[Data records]

---

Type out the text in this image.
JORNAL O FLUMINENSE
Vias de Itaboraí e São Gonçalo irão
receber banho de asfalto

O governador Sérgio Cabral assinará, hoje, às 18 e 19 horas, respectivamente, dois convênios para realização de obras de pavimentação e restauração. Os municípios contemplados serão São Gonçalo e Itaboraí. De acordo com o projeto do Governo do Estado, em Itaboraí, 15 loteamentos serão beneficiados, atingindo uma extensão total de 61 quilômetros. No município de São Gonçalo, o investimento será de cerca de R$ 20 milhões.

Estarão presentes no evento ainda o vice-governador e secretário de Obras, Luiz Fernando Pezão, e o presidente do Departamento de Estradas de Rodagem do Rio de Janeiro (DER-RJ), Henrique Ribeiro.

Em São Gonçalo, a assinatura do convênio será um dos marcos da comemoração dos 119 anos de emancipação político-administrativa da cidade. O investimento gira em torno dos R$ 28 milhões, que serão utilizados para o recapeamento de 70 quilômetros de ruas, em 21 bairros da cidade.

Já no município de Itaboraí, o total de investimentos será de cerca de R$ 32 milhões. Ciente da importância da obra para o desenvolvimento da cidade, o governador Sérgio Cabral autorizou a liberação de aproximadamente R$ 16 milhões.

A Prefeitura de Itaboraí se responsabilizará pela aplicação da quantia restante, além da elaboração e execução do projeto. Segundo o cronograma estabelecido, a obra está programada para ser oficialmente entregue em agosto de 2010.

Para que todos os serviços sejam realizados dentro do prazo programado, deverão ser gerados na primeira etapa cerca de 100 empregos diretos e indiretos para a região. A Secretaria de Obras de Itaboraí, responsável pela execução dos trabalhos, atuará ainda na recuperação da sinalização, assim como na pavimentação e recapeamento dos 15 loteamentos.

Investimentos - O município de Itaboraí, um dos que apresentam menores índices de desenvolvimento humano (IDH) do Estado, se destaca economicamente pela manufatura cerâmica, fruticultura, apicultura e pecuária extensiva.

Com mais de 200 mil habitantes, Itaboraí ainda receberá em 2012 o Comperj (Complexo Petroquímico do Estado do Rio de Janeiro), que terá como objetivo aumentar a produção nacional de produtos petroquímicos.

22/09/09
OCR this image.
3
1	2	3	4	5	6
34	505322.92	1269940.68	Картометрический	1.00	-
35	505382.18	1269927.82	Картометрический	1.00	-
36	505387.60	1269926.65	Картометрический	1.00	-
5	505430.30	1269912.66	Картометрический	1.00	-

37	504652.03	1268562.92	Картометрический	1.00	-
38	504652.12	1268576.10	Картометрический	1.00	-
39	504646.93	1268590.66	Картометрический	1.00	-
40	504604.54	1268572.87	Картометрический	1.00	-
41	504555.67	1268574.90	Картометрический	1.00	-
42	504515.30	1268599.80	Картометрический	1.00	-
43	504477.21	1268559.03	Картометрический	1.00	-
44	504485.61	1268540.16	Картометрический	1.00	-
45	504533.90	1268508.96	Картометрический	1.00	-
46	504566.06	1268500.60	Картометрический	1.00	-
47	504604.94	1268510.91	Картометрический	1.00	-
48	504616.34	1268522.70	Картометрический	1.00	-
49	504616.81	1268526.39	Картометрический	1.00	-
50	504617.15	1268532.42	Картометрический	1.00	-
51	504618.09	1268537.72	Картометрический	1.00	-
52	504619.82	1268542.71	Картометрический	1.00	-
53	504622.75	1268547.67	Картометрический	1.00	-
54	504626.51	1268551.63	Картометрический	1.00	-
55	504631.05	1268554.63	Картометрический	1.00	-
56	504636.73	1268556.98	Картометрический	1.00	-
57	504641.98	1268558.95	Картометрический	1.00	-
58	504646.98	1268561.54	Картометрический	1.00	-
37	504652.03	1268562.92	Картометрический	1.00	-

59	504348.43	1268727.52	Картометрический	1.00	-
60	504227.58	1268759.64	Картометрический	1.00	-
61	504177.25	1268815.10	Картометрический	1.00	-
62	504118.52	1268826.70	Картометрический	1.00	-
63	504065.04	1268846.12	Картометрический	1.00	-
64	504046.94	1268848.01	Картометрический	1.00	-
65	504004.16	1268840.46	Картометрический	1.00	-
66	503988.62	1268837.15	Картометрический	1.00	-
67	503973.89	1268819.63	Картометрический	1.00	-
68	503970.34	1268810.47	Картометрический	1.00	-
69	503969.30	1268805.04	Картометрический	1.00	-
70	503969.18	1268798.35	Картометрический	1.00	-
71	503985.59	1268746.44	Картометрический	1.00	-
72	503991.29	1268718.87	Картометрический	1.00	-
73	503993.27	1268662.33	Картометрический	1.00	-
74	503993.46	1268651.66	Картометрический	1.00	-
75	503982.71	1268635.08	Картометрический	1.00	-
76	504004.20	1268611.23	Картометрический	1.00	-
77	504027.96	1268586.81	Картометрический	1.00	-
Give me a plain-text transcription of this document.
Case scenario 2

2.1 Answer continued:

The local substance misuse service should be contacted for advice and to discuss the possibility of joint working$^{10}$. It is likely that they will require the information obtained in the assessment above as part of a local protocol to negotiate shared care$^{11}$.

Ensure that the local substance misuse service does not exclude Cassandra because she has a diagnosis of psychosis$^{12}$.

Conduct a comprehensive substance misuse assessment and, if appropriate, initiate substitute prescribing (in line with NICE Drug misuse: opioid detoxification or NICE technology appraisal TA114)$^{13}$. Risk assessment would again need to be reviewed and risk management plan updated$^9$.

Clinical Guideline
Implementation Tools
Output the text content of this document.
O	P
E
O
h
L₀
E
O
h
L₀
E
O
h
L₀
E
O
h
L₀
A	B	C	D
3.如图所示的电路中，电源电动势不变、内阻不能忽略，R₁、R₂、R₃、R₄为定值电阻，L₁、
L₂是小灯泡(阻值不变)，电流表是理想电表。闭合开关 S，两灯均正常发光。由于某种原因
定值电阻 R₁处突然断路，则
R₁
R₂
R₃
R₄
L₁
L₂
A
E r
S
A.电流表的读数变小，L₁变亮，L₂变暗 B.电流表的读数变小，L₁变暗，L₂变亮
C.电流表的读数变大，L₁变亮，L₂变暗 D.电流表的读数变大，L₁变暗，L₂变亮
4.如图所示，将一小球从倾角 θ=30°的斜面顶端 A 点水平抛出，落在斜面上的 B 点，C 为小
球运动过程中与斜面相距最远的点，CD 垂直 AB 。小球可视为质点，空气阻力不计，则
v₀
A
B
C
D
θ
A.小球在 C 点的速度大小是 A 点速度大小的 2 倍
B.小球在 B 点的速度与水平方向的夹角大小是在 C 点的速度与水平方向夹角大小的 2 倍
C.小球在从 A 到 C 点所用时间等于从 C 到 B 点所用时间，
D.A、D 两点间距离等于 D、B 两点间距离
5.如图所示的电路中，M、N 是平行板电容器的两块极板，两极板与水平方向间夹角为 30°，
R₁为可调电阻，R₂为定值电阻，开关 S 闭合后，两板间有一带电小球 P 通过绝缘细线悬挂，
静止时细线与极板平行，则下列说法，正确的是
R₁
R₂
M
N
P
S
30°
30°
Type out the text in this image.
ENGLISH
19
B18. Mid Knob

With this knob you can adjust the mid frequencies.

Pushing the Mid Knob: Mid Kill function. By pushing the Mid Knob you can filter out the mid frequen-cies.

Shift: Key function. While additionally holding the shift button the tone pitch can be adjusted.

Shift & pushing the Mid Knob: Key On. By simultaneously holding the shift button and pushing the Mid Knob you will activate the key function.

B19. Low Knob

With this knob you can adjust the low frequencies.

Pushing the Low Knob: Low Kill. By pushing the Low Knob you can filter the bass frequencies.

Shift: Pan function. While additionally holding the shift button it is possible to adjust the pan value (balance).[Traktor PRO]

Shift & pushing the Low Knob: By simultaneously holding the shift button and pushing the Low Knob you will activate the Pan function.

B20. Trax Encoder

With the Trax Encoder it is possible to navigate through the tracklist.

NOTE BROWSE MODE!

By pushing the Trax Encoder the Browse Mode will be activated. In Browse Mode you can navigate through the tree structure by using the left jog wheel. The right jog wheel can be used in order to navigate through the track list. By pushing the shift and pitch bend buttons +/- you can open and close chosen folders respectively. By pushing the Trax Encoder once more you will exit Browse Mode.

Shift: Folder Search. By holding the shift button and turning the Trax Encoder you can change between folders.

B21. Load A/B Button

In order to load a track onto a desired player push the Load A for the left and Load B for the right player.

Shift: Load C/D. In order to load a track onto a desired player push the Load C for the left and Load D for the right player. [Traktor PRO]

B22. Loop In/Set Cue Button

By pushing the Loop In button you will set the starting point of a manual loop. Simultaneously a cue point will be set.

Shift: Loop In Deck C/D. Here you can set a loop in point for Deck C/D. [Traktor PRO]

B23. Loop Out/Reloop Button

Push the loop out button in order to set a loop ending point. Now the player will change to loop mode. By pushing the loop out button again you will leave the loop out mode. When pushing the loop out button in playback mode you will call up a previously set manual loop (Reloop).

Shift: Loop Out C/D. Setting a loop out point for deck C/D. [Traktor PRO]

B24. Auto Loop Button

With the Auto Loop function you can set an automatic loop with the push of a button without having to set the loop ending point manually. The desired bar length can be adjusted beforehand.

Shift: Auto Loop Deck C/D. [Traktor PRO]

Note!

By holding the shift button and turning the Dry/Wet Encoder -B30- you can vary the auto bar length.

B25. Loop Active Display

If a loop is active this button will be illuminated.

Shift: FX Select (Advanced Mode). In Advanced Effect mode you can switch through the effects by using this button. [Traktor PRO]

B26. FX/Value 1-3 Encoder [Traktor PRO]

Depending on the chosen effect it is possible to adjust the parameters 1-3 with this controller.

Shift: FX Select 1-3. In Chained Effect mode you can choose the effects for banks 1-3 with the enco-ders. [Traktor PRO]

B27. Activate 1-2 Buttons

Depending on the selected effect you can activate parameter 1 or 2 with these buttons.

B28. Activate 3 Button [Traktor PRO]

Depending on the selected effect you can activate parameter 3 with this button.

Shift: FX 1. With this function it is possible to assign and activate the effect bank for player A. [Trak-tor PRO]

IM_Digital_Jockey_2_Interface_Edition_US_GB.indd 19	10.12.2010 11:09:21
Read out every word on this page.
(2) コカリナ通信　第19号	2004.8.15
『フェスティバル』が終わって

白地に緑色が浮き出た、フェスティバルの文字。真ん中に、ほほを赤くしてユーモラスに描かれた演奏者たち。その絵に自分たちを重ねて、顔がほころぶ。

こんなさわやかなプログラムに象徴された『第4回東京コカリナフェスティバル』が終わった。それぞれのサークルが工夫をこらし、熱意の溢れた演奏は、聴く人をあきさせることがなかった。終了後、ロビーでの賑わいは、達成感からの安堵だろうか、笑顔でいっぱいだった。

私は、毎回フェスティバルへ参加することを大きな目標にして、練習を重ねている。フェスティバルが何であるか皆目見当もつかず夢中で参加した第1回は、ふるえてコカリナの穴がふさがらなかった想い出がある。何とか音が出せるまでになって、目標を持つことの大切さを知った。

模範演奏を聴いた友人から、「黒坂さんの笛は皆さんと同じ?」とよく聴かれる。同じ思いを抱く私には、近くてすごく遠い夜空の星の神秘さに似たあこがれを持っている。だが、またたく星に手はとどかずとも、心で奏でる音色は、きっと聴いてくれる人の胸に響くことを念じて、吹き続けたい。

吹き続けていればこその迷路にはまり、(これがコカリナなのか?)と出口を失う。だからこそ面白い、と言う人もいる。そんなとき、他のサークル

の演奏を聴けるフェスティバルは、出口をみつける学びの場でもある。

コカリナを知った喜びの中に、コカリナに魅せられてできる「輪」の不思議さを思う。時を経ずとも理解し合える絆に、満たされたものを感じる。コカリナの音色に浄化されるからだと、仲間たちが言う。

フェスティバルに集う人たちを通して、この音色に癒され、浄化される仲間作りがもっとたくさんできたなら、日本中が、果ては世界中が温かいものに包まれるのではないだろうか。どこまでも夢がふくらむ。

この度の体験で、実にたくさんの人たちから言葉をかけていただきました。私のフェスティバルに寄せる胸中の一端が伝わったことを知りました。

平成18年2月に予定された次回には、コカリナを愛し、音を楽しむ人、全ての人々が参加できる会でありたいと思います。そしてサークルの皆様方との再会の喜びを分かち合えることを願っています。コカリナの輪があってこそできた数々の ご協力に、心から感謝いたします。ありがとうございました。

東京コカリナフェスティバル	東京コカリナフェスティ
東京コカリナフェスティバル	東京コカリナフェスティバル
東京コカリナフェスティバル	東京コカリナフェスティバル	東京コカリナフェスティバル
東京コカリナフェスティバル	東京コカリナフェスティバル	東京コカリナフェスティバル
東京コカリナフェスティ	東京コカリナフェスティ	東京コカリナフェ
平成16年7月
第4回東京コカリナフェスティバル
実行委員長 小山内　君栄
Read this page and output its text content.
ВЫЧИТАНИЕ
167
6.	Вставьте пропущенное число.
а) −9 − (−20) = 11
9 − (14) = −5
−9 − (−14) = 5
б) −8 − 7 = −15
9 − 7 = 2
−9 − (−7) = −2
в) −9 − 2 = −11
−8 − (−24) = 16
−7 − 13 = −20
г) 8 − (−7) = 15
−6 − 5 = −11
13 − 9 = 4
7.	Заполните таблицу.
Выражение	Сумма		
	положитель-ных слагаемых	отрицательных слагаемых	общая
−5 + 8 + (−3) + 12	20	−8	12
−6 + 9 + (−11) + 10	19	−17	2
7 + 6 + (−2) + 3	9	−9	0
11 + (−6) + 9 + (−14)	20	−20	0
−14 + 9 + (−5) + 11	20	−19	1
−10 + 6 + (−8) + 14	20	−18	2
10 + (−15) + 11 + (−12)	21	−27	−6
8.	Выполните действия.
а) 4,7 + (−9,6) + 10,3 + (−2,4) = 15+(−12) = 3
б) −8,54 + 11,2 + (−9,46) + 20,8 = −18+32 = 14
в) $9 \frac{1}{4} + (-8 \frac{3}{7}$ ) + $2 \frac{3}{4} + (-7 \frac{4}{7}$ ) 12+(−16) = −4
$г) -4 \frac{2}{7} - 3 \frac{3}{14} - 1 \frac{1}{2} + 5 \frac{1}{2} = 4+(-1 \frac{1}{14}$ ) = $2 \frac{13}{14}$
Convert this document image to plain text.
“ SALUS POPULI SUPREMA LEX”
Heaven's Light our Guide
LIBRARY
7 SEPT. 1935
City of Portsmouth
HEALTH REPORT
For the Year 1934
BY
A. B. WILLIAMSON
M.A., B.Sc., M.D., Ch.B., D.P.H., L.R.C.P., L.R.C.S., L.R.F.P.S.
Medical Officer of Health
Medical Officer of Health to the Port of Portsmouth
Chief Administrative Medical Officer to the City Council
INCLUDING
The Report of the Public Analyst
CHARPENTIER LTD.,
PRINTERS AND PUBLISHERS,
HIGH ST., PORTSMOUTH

---

Set exercise
Filter for "content". Return all lines that hold it.

Reply
Output the text content of this document.
Read this page and output its text content.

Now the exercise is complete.